▸ **WORK INSTRUCTIONS**: State how many lines include "that", giving the number by itself.

▸ **DATA SUPPLIED**:
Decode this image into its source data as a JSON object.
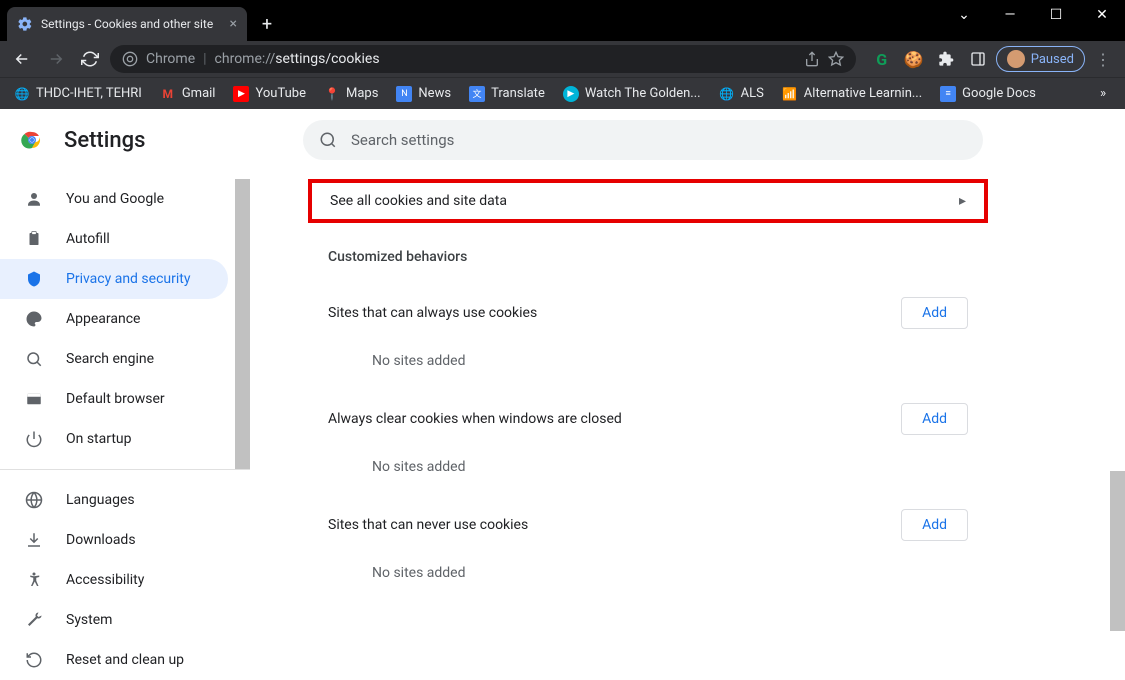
{
  "window": {
    "tab_title": "Settings - Cookies and other site",
    "tab_close": "×"
  },
  "address": {
    "secure_label": "Chrome",
    "url_prefix": "chrome://",
    "url_path": "settings/cookies"
  },
  "profile": {
    "status": "Paused"
  },
  "bookmarks": [
    {
      "label": "THDC-IHET, TEHRI"
    },
    {
      "label": "Gmail"
    },
    {
      "label": "YouTube"
    },
    {
      "label": "Maps"
    },
    {
      "label": "News"
    },
    {
      "label": "Translate"
    },
    {
      "label": "Watch The Golden..."
    },
    {
      "label": "ALS"
    },
    {
      "label": "Alternative Learnin..."
    },
    {
      "label": "Google Docs"
    }
  ],
  "app_title": "Settings",
  "search_placeholder": "Search settings",
  "sidebar": [
    {
      "label": "You and Google"
    },
    {
      "label": "Autofill"
    },
    {
      "label": "Privacy and security"
    },
    {
      "label": "Appearance"
    },
    {
      "label": "Search engine"
    },
    {
      "label": "Default browser"
    },
    {
      "label": "On startup"
    },
    {
      "label": "Languages"
    },
    {
      "label": "Downloads"
    },
    {
      "label": "Accessibility"
    },
    {
      "label": "System"
    },
    {
      "label": "Reset and clean up"
    }
  ],
  "main": {
    "see_all": "See all cookies and site data",
    "custom_title": "Customized behaviors",
    "add_label": "Add",
    "sections": [
      {
        "title": "Sites that can always use cookies",
        "empty": "No sites added"
      },
      {
        "title": "Always clear cookies when windows are closed",
        "empty": "No sites added"
      },
      {
        "title": "Sites that can never use cookies",
        "empty": "No sites added"
      }
    ]
  }
}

▸ **WORKED ANSWER**: 2